Extracts from a graphics dataset:
━━━━━━━━
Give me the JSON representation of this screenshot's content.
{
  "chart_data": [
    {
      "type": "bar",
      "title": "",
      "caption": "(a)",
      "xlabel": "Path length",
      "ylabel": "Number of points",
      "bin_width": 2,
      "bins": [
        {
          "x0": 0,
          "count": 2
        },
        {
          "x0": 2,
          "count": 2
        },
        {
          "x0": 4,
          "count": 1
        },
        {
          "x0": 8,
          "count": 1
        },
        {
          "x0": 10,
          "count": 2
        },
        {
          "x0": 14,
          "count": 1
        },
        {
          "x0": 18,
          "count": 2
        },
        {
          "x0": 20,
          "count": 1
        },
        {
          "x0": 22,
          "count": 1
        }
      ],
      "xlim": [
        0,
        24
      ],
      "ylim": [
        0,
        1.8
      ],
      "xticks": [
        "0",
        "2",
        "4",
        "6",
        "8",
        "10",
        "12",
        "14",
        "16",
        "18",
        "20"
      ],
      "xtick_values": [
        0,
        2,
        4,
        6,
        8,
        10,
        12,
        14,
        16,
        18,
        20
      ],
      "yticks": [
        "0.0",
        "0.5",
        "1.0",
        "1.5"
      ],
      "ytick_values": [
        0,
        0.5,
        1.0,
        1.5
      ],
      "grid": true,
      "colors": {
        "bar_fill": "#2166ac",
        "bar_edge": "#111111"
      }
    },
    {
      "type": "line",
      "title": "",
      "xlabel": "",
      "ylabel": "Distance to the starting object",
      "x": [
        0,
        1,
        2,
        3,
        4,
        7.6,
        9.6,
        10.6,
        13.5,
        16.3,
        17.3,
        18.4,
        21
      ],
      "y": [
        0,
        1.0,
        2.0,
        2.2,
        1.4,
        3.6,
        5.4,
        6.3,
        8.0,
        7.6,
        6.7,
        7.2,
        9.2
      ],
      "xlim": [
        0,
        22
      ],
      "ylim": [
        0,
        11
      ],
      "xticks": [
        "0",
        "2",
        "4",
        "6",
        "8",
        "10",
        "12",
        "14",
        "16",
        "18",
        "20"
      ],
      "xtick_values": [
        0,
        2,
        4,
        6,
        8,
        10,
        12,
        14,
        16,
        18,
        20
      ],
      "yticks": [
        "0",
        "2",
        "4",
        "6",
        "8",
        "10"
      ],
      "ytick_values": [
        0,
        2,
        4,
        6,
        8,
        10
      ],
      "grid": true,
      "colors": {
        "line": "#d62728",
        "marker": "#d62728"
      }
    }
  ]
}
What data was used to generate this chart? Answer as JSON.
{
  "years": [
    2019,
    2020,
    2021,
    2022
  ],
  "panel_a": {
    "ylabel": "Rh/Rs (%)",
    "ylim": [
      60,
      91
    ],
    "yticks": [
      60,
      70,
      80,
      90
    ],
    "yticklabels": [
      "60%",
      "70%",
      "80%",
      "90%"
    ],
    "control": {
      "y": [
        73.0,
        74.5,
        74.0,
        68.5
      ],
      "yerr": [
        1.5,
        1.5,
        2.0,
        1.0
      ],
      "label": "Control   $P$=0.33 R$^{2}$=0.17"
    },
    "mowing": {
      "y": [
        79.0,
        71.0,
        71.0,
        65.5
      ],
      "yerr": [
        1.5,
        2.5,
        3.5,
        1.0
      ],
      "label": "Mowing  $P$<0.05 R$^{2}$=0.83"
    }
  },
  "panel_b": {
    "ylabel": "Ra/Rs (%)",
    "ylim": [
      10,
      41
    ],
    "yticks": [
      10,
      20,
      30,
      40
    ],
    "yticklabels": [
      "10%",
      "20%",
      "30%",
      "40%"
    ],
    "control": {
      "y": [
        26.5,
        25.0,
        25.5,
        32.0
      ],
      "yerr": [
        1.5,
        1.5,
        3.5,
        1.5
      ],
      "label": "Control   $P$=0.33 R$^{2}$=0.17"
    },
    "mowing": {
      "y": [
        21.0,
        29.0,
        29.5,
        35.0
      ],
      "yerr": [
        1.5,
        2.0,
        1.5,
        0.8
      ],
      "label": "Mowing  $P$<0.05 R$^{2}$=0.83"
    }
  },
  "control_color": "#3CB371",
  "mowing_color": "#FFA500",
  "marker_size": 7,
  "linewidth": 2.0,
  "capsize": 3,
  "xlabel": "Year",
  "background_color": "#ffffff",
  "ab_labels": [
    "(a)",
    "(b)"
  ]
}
━━━━━━━━
> _Exercise objective_: Transcribe all of the material exactly. Omit nothing.

> _Solution_:
Give me the JSON representation of this screenshot's content.
{
  "chart_data": [
    {
      "type": "bar",
      "title": "",
      "caption": "(a)",
      "xlabel": "Path length",
      "ylabel": "Number of points",
      "bin_width": 2,
      "bins": [
        {
          "x0": 0,
          "count": 2
        },
        {
          "x0": 2,
          "count": 2
        },
        {
          "x0": 4,
          "count": 1
        },
        {
          "x0": 8,
          "count": 1
        },
        {
          "x0": 10,
          "count": 2
        },
        {
          "x0": 14,
          "count": 1
        },
        {
          "x0": 18,
          "count": 2
        },
        {
          "x0": 20,
          "count": 1
        },
        {
          "x0": 22,
          "count": 1
        }
      ],
      "xlim": [
        0,
        24
      ],
      "ylim": [
        0,
        1.8
      ],
      "xticks": [
        "0",
        "2",
        "4",
        "6",
        "8",
        "10",
        "12",
        "14",
        "16",
        "18",
        "20"
      ],
      "xtick_values": [
        0,
        2,
        4,
        6,
        8,
        10,
        12,
        14,
        16,
        18,
        20
      ],
      "yticks": [
        "0.0",
        "0.5",
        "1.0",
        "1.5"
      ],
      "ytick_values": [
        0,
        0.5,
        1.0,
        1.5
      ],
      "grid": true,
      "colors": {
        "bar_fill": "#2166ac",
        "bar_edge": "#111111"
      }
    },
    {
      "type": "line",
      "title": "",
      "xlabel": "",
      "ylabel": "Distance to the starting object",
      "x": [
        0,
        1,
        2,
        3,
        4,
        7.6,
        9.6,
        10.6,
        13.5,
        16.3,
        17.3,
        18.4,
        21
      ],
      "y": [
        0,
        1.0,
        2.0,
        2.2,
        1.4,
        3.6,
        5.4,
        6.3,
        8.0,
        7.6,
        6.7,
        7.2,
        9.2
      ],
      "xlim": [
        0,
        22
      ],
      "ylim": [
        0,
        11
      ],
      "xticks": [
        "0",
        "2",
        "4",
        "6",
        "8",
        "10",
        "12",
        "14",
        "16",
        "18",
        "20"
      ],
      "xtick_values": [
        0,
        2,
        4,
        6,
        8,
        10,
        12,
        14,
        16,
        18,
        20
      ],
      "yticks": [
        "0",
        "2",
        "4",
        "6",
        "8",
        "10"
      ],
      "ytick_values": [
        0,
        2,
        4,
        6,
        8,
        10
      ],
      "grid": true,
      "colors": {
        "line": "#d62728",
        "marker": "#d62728"
      }
    }
  ]
}
What data was used to generate this chart? Answer as JSON.
{
  "years": [
    2019,
    2020,
    2021,
    2022
  ],
  "panel_a": {
    "ylabel": "Rh/Rs (%)",
    "ylim": [
      60,
      91
    ],
    "yticks": [
      60,
      70,
      80,
      90
    ],
    "yticklabels": [
      "60%",
      "70%",
      "80%",
      "90%"
    ],
    "control": {
      "y": [
        73.0,
        74.5,
        74.0,
        68.5
      ],
      "yerr": [
        1.5,
        1.5,
        2.0,
        1.0
      ],
      "label": "Control   $P$=0.33 R$^{2}$=0.17"
    },
    "mowing": {
      "y": [
        79.0,
        71.0,
        71.0,
        65.5
      ],
      "yerr": [
        1.5,
        2.5,
        3.5,
        1.0
      ],
      "label": "Mowing  $P$<0.05 R$^{2}$=0.83"
    }
  },
  "panel_b": {
    "ylabel": "Ra/Rs (%)",
    "ylim": [
      10,
      41
    ],
    "yticks": [
      10,
      20,
      30,
      40
    ],
    "yticklabels": [
      "10%",
      "20%",
      "30%",
      "40%"
    ],
    "control": {
      "y": [
        26.5,
        25.0,
        25.5,
        32.0
      ],
      "yerr": [
        1.5,
        1.5,
        3.5,
        1.5
      ],
      "label": "Control   $P$=0.33 R$^{2}$=0.17"
    },
    "mowing": {
      "y": [
        21.0,
        29.0,
        29.5,
        35.0
      ],
      "yerr": [
        1.5,
        2.0,
        1.5,
        0.8
      ],
      "label": "Mowing  $P$<0.05 R$^{2}$=0.83"
    }
  },
  "control_color": "#3CB371",
  "mowing_color": "#FFA500",
  "marker_size": 7,
  "linewidth": 2.0,
  "capsize": 3,
  "xlabel": "Year",
  "background_color": "#ffffff",
  "ab_labels": [
    "(a)",
    "(b)"
  ]
}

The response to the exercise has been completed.